Look through the material below. Copy every line with the string "Geográfico" in it.

-------- DATA SECTION --------

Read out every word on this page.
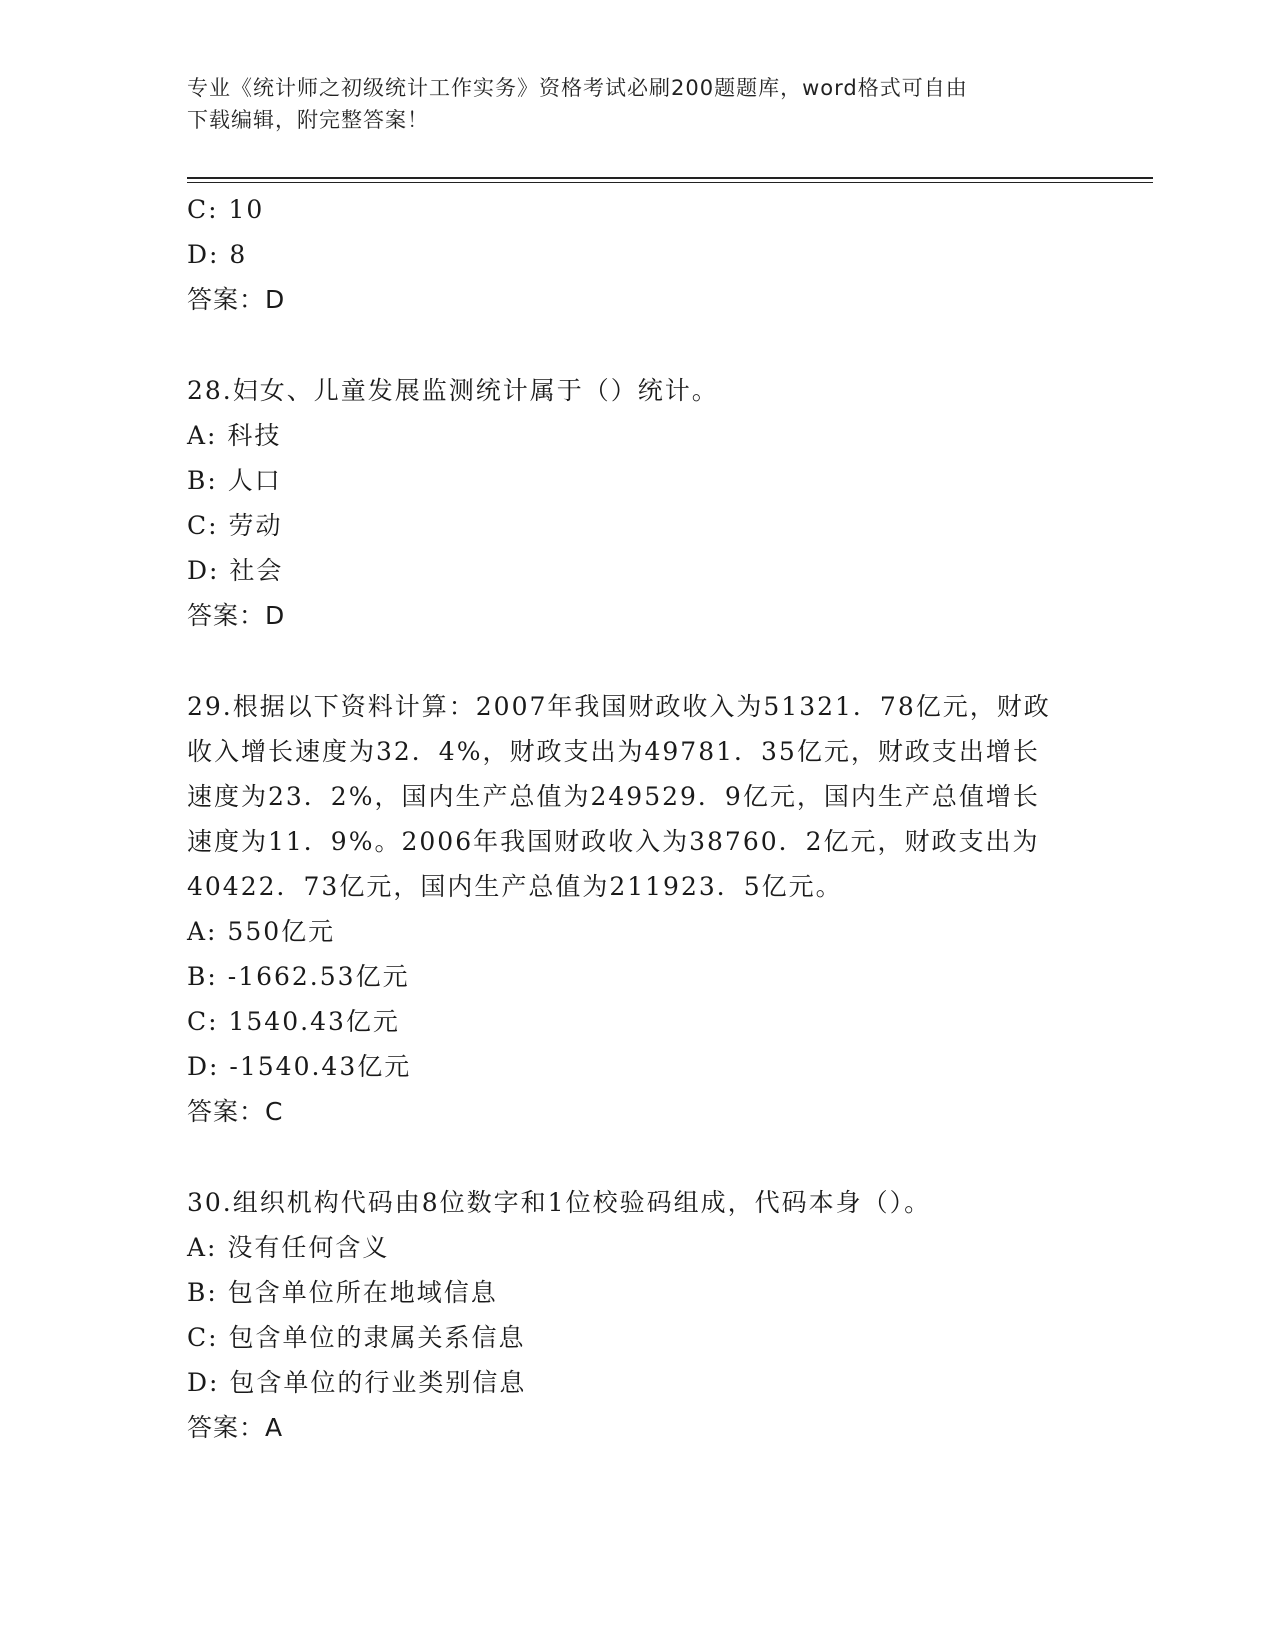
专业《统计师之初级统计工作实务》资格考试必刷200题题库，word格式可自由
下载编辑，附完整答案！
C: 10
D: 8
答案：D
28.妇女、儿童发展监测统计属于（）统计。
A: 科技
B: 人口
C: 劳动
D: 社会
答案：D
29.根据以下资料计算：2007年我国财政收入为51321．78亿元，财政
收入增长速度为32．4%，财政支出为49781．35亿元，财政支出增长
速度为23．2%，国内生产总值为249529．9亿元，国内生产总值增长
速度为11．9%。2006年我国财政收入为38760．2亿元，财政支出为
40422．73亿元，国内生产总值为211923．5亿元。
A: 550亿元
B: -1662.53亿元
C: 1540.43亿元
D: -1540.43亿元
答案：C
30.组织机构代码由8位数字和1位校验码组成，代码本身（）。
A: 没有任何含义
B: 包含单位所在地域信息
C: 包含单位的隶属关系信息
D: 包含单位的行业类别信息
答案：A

--------
-------- DATA SECTION --------

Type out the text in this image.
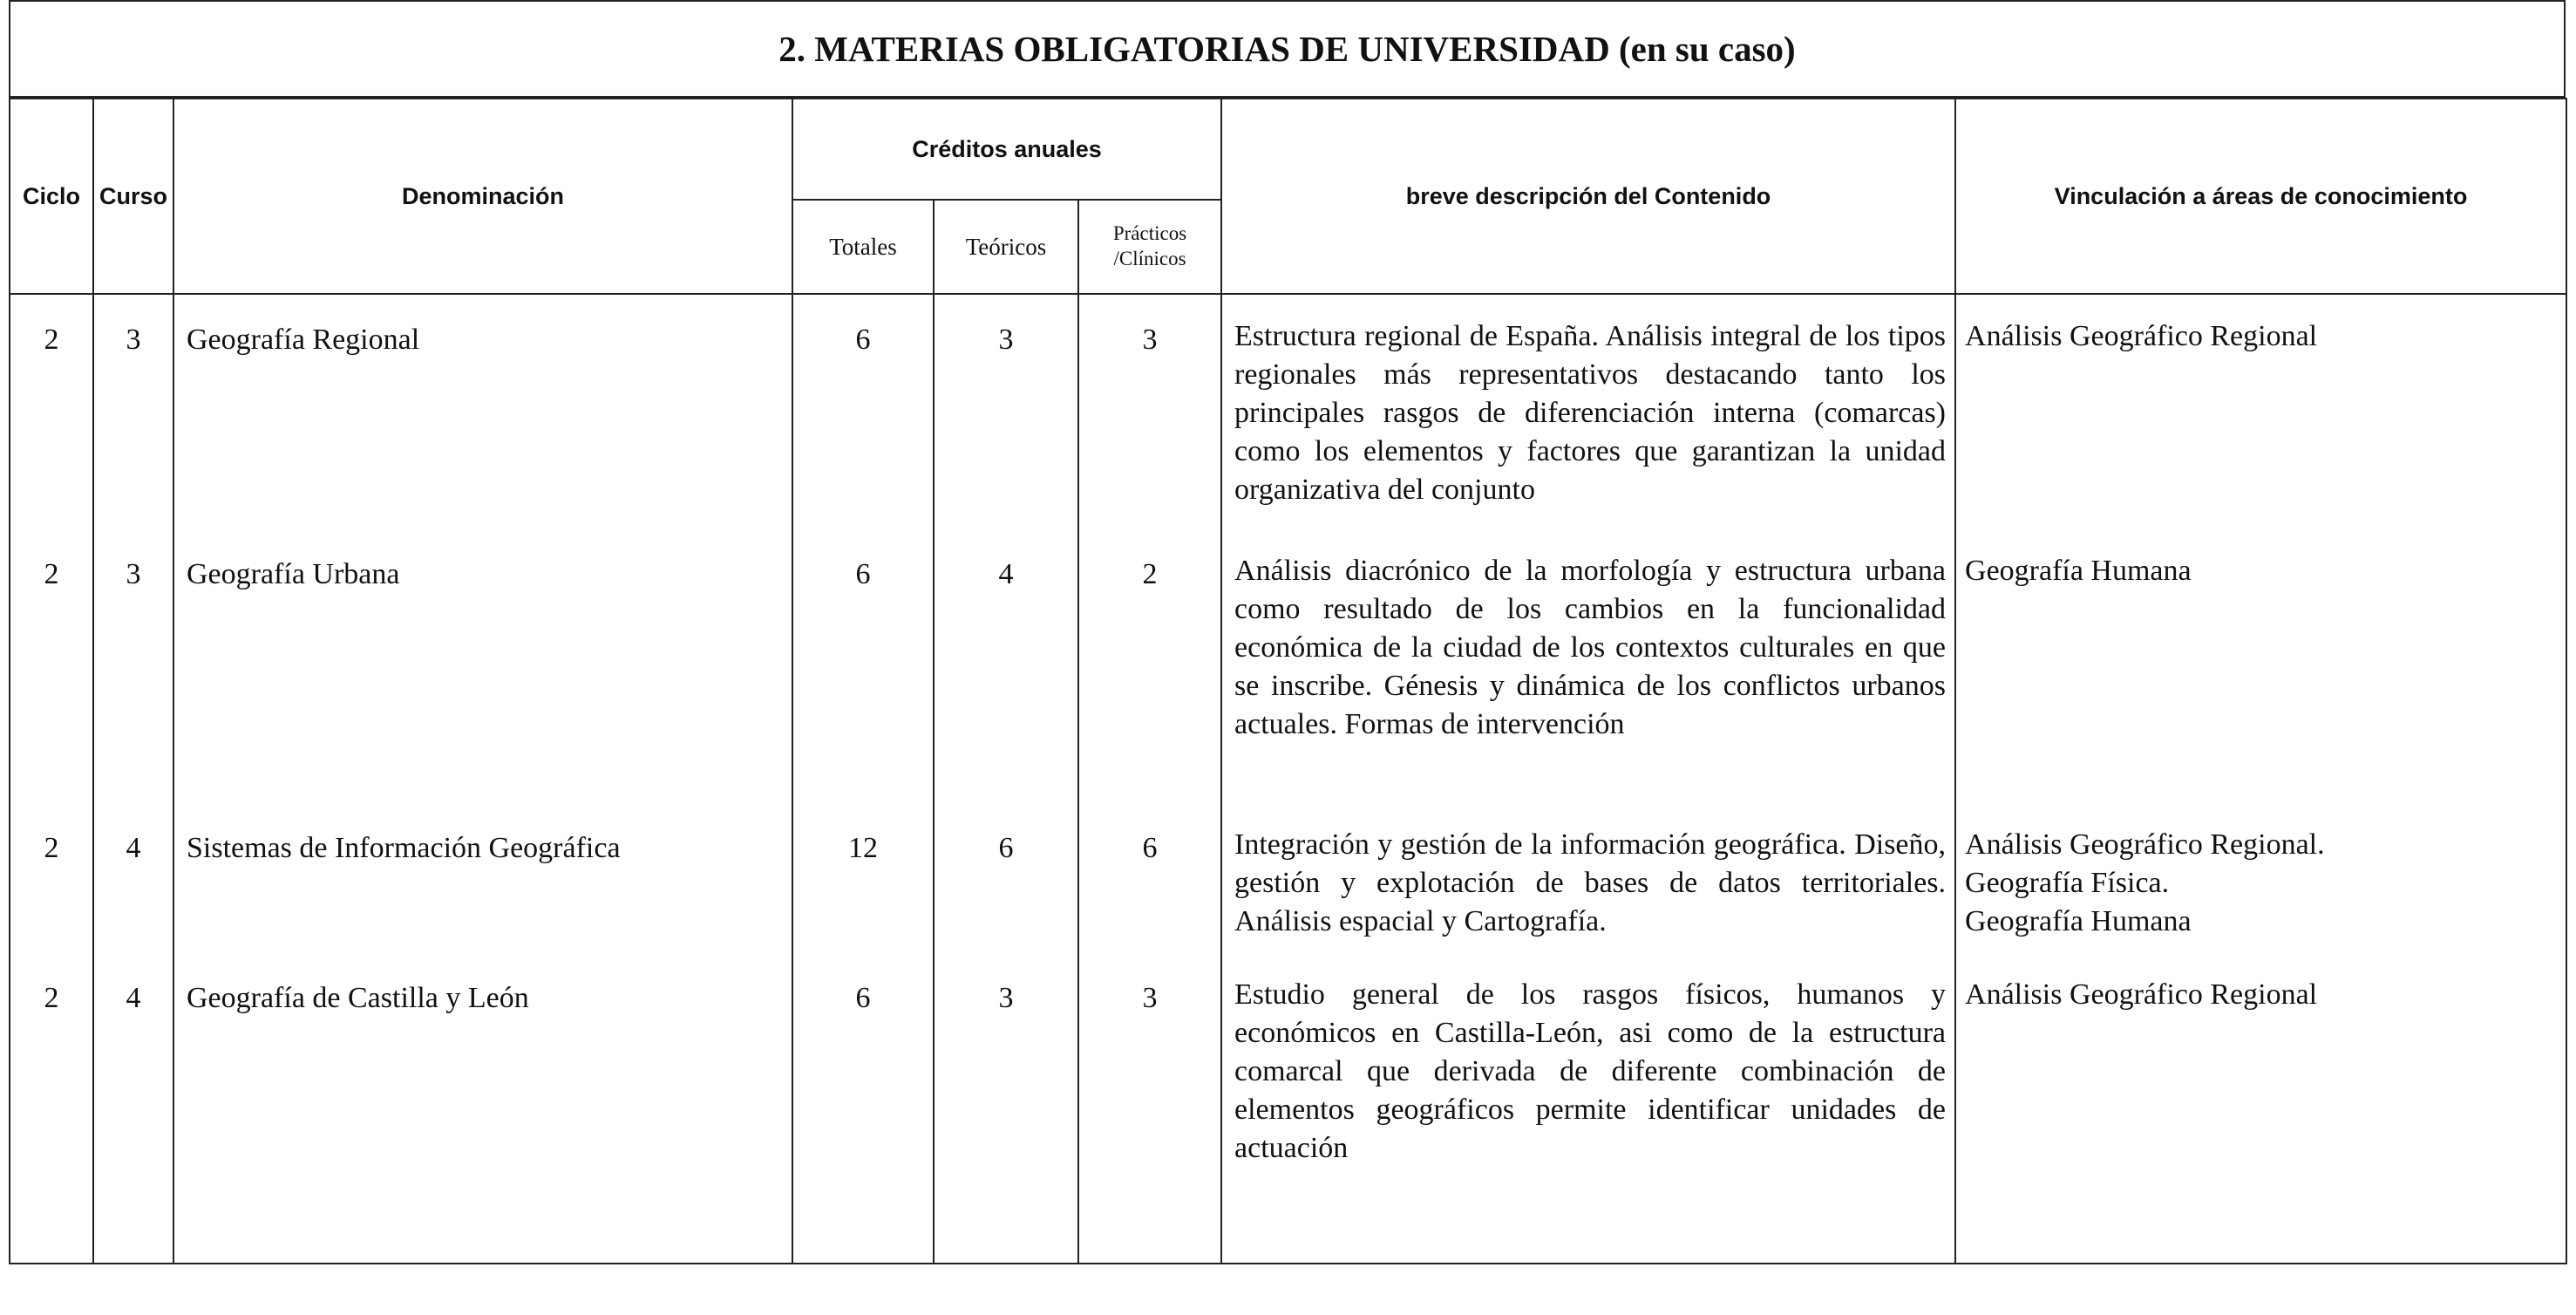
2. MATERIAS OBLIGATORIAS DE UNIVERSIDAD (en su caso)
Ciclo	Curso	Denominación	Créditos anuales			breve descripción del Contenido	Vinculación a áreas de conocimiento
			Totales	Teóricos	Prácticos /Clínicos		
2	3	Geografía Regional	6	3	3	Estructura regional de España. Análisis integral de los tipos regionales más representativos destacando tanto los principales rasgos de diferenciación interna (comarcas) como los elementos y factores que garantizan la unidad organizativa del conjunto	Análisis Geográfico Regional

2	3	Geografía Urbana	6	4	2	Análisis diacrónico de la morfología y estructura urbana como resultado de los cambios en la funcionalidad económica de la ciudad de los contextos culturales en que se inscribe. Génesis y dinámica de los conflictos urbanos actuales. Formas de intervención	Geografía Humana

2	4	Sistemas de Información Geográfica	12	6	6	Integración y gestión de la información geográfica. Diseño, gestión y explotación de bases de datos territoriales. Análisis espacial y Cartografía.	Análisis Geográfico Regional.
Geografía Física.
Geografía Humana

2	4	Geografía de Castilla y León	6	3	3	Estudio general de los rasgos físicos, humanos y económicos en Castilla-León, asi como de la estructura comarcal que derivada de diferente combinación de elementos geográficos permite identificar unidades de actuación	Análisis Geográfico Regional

--------

- WRITTEN SOLUTION -
2	3	Geografía Regional	6	3	3	Estructura regional de España. Análisis integral de los tipos regionales más representativos destacando tanto los principales rasgos de diferenciación interna (comarcas) como los elementos y factores que garantizan la unidad organizativa del conjunto	Análisis Geográfico Regional
2	4	Sistemas de Información Geográfica	12	6	6	Integración y gestión de la información geográfica. Diseño, gestión y explotación de bases de datos territoriales. Análisis espacial y Cartografía.	Análisis Geográfico Regional.
2	4	Geografía de Castilla y León	6	3	3	Estudio general de los rasgos físicos, humanos y económicos en Castilla-León, asi como de la estructura comarcal que derivada de diferente combinación de elementos geográficos permite identificar unidades de actuación	Análisis Geográfico Regional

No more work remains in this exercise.